* Texto del ejercicio *
□ □ □

Hace 104 años, el 22 de febrero de 1913, asesinamos a Madero. Le disparamos en la cabeza, atrás de una penitenciaría. Escribe el historiador Alejandro Rosas sobre aquellas desgraciadas horas: “Los vehículos se detuvieron. Francisco Cárdenas obligó a Madero a descender del auto y en ese instante, sin atreverse a mirarlo de frente, le disparó dos veces en la parte posterior de la cabeza”. Así terminaba México con su infantil –diría el cinismo- experimento democrático: con dos tiros de gracia a quien agitó el statu quo. Una moraleja maldita, una enseñanza cruda.
En una entrevista de 2013 al historiador y profesor de la universidad de Oxford, Alan Knight, la convocante le comenta, optimista, que “se ha afirmado que si Madero hubiera podido terminar “tranquilamente” su presidencia –o el vicepresidente Pino Suárez no hubiera sido asesinado junto con aquél– se habrían ganado ochenta años en el proceso de la transición democrática…”.
A lo que Knight, aterrizado por el rigor académico, responde: “Pienso que Madero sí ensayó una suerte de democracia liberal y que lo hizo genuinamente, sinceramente. Pero (…) lo realizó en condiciones de extrema dificultad: después de treinta y cinco años de autoritarismo porfiriano y en medio de una suerte de revolución social”.

□ □ □

* Actividad *
Copia, por favor, el texto sobre el asesinato de Madero completo y sin ningún cambio. Los ítems no tienen relación con el texto sobre el asesinato de Madero.

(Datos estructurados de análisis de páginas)

□ □ □

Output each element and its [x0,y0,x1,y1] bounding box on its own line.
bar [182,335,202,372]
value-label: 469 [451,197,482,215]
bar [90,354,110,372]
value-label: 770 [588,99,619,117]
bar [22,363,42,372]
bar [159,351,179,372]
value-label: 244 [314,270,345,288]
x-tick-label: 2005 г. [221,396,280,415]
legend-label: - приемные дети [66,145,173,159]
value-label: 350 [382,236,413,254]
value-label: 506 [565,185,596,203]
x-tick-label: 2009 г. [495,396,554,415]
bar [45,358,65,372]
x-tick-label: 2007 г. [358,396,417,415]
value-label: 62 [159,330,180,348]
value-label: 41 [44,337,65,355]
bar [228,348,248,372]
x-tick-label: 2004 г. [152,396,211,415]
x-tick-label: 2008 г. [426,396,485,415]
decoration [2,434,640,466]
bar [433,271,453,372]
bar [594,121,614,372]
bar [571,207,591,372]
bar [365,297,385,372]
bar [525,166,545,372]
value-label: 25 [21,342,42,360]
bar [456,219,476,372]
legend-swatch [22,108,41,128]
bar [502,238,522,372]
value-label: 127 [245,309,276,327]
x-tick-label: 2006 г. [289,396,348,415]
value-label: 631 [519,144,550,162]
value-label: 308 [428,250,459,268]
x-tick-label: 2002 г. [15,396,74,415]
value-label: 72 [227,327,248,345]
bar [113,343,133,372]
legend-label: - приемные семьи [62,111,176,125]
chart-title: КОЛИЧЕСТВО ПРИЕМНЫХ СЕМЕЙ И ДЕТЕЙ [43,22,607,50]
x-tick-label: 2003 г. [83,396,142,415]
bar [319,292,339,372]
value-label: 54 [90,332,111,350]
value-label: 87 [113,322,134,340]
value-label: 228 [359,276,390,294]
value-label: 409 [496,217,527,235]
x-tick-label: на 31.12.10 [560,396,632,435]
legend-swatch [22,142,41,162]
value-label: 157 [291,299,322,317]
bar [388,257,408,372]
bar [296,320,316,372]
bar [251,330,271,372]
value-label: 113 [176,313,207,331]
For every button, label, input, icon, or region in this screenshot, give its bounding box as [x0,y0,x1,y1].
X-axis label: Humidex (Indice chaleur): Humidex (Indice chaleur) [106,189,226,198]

□ □ □

* Respuesta escrita *
Hace 104 años, el 22 de febrero de 1913, asesinamos a Madero. Le disparamos en la cabeza, atrás de una penitenciaría. Escribe el historiador Alejandro Rosas sobre aquellas desgraciadas horas: “Los vehículos se detuvieron. Francisco Cárdenas obligó a Madero a descender del auto y en ese instante, sin atreverse a mirarlo de frente, le disparó dos veces en la parte posterior de la cabeza”. Así terminaba México con su infantil –diría el cinismo- experimento democrático: con dos tiros de gracia a quien agitó el statu quo. Una moraleja maldita, una enseñanza cruda.
En una entrevista de 2013 al historiador y profesor de la universidad de Oxford, Alan Knight, la convocante le comenta, optimista, que “se ha afirmado que si Madero hubiera podido terminar “tranquilamente” su presidencia –o el vicepresidente Pino Suárez no hubiera sido asesinado junto con aquél– se habrían ganado ochenta años en el proceso de la transición democrática…”.
A lo que Knight, aterrizado por el rigor académico, responde: “Pienso que Madero sí ensayó una suerte de democracia liberal y que lo hizo genuinamente, sinceramente. Pero (…) lo realizó en condiciones de extrema dificultad: después de treinta y cinco años de autoritarismo porfiriano y en medio de una suerte de revolución social”.